**REQUIRED TASK:** Copy each line that contains the word "الخطبة".

-- START SOURCE RECORDS --

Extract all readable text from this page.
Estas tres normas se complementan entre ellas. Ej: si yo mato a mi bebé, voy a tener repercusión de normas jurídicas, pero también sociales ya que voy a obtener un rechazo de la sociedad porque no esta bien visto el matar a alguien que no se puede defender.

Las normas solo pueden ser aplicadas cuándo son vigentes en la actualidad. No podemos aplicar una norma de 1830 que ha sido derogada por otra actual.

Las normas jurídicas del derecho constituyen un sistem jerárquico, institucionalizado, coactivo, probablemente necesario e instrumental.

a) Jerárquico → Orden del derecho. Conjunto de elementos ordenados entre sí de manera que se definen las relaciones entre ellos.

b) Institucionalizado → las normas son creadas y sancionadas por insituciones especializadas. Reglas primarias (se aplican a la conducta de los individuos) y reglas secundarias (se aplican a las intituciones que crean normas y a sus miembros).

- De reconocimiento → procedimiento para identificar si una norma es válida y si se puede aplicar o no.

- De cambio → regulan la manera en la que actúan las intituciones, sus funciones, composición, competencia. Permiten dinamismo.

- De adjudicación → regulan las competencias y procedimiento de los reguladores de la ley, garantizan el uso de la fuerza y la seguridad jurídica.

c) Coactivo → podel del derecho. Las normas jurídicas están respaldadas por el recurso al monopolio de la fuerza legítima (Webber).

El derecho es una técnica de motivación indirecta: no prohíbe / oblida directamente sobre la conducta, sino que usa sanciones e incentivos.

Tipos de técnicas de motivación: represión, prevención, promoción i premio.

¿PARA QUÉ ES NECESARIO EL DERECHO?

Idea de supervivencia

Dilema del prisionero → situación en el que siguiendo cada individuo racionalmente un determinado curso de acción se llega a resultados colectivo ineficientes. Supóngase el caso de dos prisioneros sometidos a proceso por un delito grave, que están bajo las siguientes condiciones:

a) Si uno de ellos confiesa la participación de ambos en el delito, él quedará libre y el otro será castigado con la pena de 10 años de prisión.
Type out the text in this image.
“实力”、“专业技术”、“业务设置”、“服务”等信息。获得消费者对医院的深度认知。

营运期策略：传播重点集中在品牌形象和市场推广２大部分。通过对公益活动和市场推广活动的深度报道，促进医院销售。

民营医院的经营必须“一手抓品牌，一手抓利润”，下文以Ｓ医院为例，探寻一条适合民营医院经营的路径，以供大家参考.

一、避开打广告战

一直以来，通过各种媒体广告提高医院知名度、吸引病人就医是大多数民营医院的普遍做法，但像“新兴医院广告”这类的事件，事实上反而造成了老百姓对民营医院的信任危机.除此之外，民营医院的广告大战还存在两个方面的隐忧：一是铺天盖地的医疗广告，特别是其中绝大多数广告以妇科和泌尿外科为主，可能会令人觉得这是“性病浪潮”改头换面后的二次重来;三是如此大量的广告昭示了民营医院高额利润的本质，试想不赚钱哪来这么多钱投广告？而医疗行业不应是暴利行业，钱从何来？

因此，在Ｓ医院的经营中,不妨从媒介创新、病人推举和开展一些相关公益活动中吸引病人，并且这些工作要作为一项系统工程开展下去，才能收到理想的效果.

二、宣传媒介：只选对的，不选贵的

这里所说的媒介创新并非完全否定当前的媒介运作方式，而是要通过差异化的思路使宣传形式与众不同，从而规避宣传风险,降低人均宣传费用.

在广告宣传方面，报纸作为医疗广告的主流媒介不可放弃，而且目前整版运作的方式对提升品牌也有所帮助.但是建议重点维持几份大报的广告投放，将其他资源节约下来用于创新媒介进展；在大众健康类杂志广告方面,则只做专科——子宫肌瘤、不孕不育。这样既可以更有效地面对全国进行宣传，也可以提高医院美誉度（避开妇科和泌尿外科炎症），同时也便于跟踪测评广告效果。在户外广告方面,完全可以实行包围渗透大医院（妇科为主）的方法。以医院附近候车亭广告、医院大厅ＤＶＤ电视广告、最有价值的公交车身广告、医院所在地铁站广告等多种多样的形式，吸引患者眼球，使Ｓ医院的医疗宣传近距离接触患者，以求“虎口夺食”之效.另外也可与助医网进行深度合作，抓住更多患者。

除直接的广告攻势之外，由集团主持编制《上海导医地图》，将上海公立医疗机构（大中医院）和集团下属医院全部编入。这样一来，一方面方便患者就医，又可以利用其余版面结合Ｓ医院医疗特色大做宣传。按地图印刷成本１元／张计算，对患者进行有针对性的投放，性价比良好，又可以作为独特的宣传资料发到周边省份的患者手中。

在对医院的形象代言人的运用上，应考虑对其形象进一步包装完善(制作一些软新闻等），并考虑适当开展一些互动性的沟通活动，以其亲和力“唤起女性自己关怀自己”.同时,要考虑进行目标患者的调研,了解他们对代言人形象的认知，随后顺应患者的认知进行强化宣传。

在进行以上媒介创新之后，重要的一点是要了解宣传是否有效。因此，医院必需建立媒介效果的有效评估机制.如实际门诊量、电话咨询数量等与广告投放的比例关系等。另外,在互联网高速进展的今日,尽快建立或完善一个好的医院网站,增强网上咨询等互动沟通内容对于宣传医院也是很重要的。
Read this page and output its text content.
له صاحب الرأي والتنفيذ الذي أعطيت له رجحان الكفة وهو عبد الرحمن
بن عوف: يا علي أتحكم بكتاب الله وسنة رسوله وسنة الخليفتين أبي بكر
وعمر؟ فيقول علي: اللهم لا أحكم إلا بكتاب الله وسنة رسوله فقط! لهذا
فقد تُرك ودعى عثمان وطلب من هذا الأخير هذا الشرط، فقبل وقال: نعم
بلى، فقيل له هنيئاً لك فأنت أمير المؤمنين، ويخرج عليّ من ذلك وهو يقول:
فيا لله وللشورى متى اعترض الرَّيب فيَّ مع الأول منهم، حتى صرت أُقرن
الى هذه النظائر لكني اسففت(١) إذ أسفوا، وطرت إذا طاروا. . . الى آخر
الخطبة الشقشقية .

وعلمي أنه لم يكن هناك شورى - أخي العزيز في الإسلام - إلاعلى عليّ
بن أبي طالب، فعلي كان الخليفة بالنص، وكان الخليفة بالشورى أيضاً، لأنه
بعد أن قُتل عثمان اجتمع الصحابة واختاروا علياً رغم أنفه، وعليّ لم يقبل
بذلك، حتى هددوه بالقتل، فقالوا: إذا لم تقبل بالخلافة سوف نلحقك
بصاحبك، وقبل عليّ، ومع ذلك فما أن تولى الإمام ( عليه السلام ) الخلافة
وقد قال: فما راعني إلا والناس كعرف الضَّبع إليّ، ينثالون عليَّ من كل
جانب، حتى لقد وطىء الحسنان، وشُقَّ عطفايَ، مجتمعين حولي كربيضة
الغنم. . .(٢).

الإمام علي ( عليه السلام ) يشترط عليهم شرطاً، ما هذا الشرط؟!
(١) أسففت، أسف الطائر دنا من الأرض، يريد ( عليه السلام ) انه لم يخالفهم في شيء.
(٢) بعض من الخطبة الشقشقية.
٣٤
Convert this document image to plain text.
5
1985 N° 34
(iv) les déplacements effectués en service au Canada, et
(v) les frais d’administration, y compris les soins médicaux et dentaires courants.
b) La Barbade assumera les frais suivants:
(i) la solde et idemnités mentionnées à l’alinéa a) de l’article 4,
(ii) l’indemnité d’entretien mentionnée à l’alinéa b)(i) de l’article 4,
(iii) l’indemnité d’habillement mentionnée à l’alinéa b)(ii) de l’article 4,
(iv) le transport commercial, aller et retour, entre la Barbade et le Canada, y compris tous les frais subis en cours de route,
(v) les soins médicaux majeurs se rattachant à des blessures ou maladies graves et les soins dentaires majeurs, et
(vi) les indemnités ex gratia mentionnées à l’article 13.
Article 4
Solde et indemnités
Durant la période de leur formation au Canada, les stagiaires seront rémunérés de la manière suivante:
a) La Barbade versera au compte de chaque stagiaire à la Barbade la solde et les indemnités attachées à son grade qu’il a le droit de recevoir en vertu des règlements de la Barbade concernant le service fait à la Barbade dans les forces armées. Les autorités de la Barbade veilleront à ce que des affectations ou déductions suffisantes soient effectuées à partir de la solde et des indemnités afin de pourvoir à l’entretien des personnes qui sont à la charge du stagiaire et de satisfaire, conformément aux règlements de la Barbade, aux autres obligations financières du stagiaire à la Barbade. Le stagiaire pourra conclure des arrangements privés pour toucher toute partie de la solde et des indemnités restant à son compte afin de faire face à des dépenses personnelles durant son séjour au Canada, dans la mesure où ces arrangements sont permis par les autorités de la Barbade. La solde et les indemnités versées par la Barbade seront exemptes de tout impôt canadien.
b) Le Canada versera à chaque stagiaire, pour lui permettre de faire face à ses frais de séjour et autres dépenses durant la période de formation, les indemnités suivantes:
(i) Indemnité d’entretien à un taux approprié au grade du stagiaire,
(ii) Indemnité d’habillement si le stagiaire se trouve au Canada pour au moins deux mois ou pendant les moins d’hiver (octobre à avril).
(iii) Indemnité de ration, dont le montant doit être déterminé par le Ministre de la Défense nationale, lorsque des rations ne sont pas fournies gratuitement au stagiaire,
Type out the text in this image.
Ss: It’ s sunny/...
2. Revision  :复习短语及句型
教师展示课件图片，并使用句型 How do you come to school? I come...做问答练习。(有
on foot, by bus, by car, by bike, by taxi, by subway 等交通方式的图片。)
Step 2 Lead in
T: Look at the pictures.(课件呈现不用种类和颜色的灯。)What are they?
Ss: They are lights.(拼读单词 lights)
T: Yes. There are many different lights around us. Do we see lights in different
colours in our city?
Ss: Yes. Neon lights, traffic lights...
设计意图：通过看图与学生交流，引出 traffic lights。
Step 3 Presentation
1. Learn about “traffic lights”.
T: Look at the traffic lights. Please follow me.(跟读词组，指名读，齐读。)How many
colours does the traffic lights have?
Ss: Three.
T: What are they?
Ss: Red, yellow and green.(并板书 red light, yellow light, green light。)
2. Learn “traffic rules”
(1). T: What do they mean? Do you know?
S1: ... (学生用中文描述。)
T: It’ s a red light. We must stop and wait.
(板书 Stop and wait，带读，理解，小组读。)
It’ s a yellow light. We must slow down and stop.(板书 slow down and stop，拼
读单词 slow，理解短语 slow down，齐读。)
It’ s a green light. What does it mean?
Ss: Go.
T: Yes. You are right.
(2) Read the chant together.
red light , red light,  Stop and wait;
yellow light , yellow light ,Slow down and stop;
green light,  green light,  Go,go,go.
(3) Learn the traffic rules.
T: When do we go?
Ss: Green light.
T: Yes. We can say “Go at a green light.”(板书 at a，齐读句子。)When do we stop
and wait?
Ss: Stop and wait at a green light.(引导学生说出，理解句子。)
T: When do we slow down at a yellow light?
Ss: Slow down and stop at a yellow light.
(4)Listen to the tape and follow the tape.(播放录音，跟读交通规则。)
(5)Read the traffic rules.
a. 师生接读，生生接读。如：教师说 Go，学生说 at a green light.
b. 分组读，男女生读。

-- END SOURCE RECORDS --

**FINAL RESULT:**
الخطبة الشقشقية .
(٢) بعض من الخطبة الشقشقية.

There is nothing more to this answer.